What you should do:
Write out each line exactly as it stands, please.

Data rows:
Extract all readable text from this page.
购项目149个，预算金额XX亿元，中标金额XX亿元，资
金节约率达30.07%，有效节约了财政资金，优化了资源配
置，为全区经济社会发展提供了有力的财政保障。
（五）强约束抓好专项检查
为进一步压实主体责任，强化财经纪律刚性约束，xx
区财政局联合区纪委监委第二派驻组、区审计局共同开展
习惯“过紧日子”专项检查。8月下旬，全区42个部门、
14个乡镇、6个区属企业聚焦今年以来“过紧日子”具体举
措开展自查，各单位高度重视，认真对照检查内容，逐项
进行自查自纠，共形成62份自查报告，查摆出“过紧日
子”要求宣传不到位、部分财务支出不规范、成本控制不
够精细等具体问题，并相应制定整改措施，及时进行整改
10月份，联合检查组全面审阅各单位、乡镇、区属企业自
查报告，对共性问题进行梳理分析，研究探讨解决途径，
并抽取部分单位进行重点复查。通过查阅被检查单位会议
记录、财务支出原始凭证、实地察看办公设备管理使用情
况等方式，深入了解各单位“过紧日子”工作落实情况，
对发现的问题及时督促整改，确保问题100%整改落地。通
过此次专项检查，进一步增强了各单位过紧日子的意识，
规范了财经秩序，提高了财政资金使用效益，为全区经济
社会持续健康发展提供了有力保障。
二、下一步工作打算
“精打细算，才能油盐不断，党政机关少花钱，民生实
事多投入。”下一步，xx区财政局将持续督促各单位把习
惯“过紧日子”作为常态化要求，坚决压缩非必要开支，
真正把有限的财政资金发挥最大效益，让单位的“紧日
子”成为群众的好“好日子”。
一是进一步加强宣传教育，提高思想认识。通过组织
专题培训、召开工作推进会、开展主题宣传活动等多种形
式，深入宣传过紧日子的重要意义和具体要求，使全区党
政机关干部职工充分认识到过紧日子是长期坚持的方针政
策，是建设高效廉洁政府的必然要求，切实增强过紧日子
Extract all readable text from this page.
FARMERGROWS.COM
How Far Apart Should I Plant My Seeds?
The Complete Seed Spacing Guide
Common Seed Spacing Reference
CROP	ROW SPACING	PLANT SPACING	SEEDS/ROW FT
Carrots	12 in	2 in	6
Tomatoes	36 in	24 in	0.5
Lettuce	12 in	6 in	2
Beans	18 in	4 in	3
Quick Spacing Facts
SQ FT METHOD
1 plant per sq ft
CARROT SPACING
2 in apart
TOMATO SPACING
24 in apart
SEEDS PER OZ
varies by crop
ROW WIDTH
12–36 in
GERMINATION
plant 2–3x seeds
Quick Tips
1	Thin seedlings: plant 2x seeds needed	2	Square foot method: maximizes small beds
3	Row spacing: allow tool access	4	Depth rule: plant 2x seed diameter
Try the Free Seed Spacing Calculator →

Task output:
Extract all readable text from this page.
购项目149个，预算金额XX亿元，中标金额XX亿元，资
金节约率达30.07%，有效节约了财政资金，优化了资源配
置，为全区经济社会发展提供了有力的财政保障。
（五）强约束抓好专项检查
为进一步压实主体责任，强化财经纪律刚性约束，xx
区财政局联合区纪委监委第二派驻组、区审计局共同开展
习惯“过紧日子”专项检查。8月下旬，全区42个部门、
14个乡镇、6个区属企业聚焦今年以来“过紧日子”具体举
措开展自查，各单位高度重视，认真对照检查内容，逐项
进行自查自纠，共形成62份自查报告，查摆出“过紧日
子”要求宣传不到位、部分财务支出不规范、成本控制不
够精细等具体问题，并相应制定整改措施，及时进行整改
10月份，联合检查组全面审阅各单位、乡镇、区属企业自
查报告，对共性问题进行梳理分析，研究探讨解决途径，
并抽取部分单位进行重点复查。通过查阅被检查单位会议
记录、财务支出原始凭证、实地察看办公设备管理使用情
况等方式，深入了解各单位“过紧日子”工作落实情况，
对发现的问题及时督促整改，确保问题100%整改落地。通
过此次专项检查，进一步增强了各单位过紧日子的意识，
规范了财经秩序，提高了财政资金使用效益，为全区经济
社会持续健康发展提供了有力保障。
二、下一步工作打算
“精打细算，才能油盐不断，党政机关少花钱，民生实
事多投入。”下一步，xx区财政局将持续督促各单位把习
惯“过紧日子”作为常态化要求，坚决压缩非必要开支，
真正把有限的财政资金发挥最大效益，让单位的“紧日
子”成为群众的好“好日子”。
一是进一步加强宣传教育，提高思想认识。通过组织
专题培训、召开工作推进会、开展主题宣传活动等多种形
式，深入宣传过紧日子的重要意义和具体要求，使全区党
政机关干部职工充分认识到过紧日子是长期坚持的方针政
策，是建设高效廉洁政府的必然要求，切实增强过紧日子
Extract all readable text from this page.
FARMERGROWS.COM
How Far Apart Should I Plant My Seeds?
The Complete Seed Spacing Guide
Common Seed Spacing Reference
CROP	ROW SPACING	PLANT SPACING	SEEDS/ROW FT
Carrots	12 in	2 in	6
Tomatoes	36 in	24 in	0.5
Lettuce	12 in	6 in	2
Beans	18 in	4 in	3
Quick Spacing Facts
SQ FT METHOD
1 plant per sq ft
CARROT SPACING
2 in apart
TOMATO SPACING
24 in apart
SEEDS PER OZ
varies by crop
ROW WIDTH
12–36 in
GERMINATION
plant 2–3x seeds
Quick Tips
1	Thin seedlings: plant 2x seeds needed	2	Square foot method: maximizes small beds
3	Row spacing: allow tool access	4	Depth rule: plant 2x seed diameter
Try the Free Seed Spacing Calculator →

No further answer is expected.